Stated task = From the listing below, copy every line with the word "proposed".

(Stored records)
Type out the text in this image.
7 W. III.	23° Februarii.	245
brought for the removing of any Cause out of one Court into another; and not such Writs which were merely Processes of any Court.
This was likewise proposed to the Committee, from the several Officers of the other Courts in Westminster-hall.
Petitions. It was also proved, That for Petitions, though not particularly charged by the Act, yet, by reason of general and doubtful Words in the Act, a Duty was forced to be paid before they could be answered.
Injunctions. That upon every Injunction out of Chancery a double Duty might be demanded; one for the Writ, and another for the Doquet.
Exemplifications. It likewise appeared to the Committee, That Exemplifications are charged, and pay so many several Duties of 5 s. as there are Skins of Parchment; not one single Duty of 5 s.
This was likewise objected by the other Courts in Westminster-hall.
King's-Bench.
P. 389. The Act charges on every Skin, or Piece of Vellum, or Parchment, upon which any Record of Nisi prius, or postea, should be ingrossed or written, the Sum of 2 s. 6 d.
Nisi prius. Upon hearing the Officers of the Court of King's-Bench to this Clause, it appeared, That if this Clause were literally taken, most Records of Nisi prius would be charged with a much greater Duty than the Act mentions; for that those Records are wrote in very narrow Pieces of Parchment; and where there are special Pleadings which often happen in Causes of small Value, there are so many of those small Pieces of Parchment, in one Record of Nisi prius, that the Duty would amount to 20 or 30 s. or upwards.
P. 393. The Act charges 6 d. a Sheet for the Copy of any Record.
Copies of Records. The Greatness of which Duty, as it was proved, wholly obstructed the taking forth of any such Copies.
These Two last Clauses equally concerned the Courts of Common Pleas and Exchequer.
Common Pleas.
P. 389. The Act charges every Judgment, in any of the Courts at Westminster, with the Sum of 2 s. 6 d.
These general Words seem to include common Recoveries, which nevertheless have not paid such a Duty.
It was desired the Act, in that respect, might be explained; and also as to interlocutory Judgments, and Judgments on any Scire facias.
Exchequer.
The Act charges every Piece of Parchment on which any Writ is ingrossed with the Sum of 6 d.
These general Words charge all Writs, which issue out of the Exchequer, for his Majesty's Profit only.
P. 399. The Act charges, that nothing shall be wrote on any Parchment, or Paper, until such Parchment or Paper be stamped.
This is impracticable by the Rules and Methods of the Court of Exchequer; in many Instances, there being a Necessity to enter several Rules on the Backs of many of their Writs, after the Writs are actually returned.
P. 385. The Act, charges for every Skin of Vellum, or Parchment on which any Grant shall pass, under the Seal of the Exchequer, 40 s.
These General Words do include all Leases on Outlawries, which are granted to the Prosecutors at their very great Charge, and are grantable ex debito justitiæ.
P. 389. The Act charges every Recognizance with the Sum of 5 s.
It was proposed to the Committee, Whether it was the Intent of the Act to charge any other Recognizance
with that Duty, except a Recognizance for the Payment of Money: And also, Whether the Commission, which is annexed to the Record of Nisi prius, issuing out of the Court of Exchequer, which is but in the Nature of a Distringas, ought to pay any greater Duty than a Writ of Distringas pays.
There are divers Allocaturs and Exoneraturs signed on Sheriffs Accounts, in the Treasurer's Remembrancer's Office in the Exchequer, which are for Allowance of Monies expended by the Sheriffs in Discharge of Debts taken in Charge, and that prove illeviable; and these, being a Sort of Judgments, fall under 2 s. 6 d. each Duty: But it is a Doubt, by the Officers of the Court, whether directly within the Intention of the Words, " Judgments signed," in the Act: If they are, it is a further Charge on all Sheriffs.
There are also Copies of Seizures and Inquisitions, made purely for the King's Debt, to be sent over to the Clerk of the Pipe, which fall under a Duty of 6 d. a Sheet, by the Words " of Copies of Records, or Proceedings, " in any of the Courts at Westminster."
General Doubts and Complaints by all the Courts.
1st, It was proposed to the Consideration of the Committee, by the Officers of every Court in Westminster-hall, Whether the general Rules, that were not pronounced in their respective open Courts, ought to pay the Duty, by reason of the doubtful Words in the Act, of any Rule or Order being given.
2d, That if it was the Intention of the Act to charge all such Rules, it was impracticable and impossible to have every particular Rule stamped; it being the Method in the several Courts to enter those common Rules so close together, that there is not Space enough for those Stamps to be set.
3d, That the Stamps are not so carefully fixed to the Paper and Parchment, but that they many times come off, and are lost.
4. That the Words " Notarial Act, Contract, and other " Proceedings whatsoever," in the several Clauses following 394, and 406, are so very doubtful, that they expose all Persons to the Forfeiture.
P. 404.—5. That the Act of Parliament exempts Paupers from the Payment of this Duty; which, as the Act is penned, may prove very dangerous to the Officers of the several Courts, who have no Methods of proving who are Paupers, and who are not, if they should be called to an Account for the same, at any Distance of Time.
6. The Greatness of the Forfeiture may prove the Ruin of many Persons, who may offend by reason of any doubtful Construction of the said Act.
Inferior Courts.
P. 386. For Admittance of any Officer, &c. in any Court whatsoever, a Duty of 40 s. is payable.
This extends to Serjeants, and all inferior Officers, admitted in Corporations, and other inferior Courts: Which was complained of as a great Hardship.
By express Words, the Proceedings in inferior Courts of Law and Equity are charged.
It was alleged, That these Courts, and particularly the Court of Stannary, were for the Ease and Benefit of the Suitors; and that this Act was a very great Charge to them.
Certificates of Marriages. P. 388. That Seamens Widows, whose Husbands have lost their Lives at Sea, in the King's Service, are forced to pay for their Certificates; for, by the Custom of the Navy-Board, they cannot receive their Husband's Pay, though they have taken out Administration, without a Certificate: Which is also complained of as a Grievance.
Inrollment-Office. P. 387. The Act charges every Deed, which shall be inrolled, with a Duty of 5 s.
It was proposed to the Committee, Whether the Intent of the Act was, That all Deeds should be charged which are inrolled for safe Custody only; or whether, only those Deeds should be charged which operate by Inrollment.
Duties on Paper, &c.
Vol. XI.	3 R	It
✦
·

Answer to the problem =
This was likewise proposed to the Committee, from the several Officers of the other Courts in Westminster-hall.
It was proposed to the Committee, Whether it was the Intent of the Act to charge any other Recognizance
1st, It was proposed to the Consideration of the Committee, by the Officers of every Court in Westminster-hall, Whether the general Rules, that were not pronounced in their respective open Courts, ought to pay the Duty, by reason of the doubtful Words in the Act, of any Rule or Order being given.
It was proposed to the Committee, Whether the Intent of the Act was, That all Deeds should be charged which are inrolled for safe Custody only; or whether, only those Deeds should be charged which operate by Inrollment.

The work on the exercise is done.